## Short task
Give the count of lines in the data that include "atmosféricas", with no other words.

Source data:
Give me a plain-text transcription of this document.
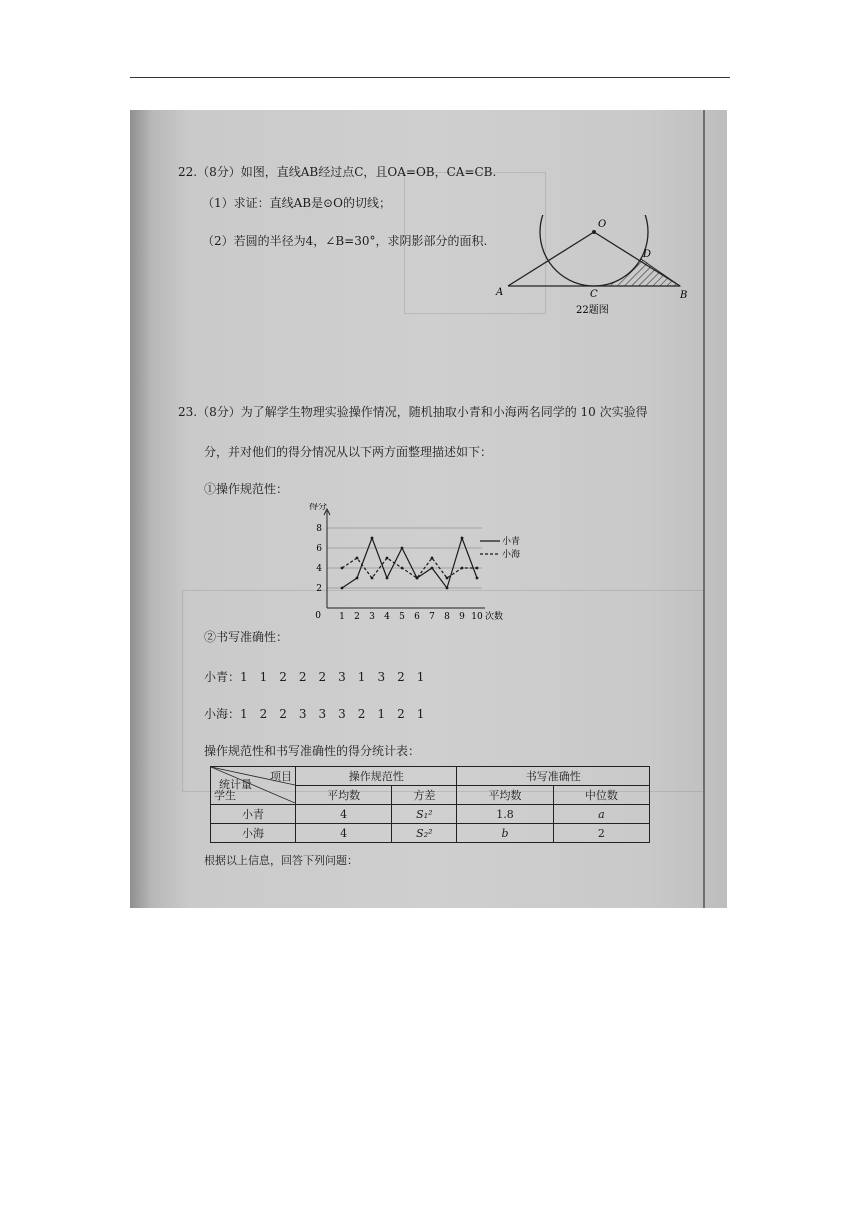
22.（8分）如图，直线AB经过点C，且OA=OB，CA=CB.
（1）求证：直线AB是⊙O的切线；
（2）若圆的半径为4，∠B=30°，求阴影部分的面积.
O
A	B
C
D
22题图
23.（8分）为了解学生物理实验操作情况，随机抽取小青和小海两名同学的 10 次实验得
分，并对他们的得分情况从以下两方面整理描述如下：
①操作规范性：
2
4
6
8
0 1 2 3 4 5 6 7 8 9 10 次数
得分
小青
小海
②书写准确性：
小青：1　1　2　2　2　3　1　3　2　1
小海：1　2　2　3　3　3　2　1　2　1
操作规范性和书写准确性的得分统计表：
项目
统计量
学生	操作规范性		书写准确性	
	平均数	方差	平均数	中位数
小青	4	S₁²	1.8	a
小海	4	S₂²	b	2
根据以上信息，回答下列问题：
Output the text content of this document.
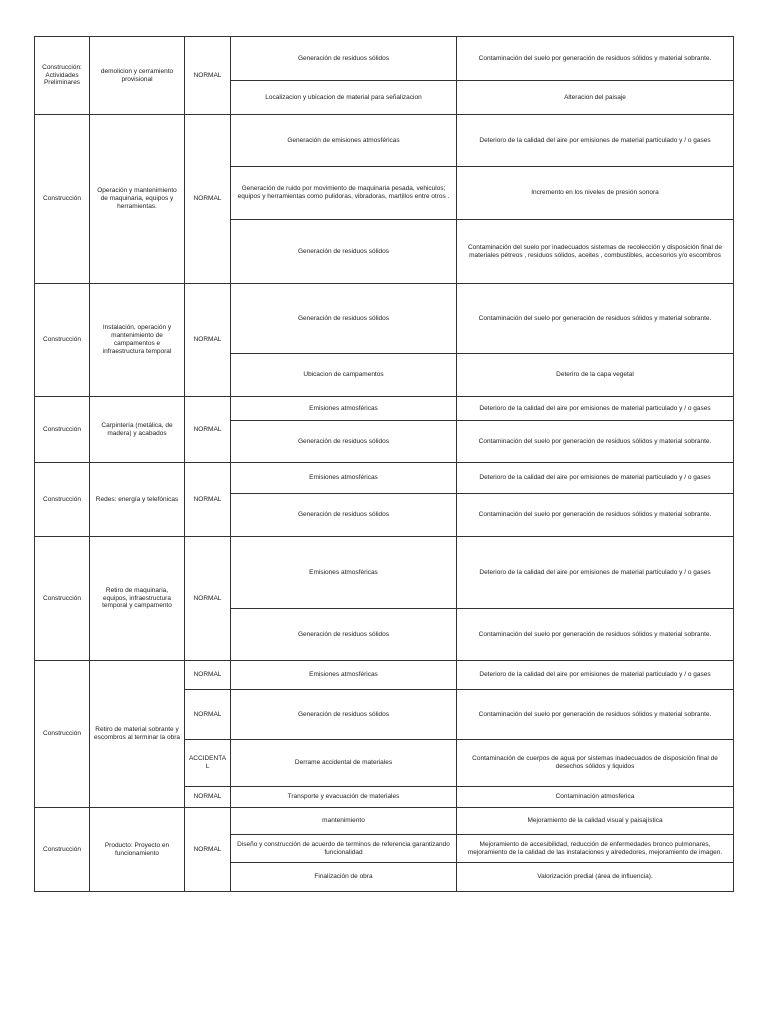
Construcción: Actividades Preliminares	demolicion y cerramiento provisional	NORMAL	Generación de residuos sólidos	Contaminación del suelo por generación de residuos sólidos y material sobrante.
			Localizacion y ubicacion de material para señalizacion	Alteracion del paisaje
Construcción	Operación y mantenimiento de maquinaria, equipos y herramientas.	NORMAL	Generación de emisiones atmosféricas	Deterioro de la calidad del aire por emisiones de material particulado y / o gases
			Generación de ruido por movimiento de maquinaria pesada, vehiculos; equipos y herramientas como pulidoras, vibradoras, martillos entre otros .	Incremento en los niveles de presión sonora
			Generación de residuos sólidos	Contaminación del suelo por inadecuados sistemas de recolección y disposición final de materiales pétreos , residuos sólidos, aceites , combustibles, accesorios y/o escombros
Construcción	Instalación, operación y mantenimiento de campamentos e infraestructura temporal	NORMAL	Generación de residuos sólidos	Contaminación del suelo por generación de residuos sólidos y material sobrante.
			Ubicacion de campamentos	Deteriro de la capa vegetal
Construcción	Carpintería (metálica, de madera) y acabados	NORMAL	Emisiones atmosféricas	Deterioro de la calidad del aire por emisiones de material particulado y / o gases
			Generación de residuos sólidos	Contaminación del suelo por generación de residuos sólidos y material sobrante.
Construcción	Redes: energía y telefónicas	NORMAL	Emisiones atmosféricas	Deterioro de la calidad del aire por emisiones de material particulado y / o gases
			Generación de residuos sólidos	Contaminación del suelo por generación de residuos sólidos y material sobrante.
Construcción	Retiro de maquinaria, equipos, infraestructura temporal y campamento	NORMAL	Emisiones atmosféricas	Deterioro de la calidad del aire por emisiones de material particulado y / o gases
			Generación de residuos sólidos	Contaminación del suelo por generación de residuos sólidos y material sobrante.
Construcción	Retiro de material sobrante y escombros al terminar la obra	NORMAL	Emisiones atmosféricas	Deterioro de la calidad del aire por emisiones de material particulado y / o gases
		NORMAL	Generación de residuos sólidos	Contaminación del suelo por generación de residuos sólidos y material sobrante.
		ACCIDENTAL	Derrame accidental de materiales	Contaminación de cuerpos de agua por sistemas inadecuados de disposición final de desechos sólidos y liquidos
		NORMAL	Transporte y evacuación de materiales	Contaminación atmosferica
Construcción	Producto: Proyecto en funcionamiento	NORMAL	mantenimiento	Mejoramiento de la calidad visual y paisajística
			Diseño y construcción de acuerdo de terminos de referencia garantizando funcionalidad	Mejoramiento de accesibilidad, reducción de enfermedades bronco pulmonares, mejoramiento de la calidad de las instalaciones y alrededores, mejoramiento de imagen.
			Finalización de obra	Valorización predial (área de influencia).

## Problem solution
5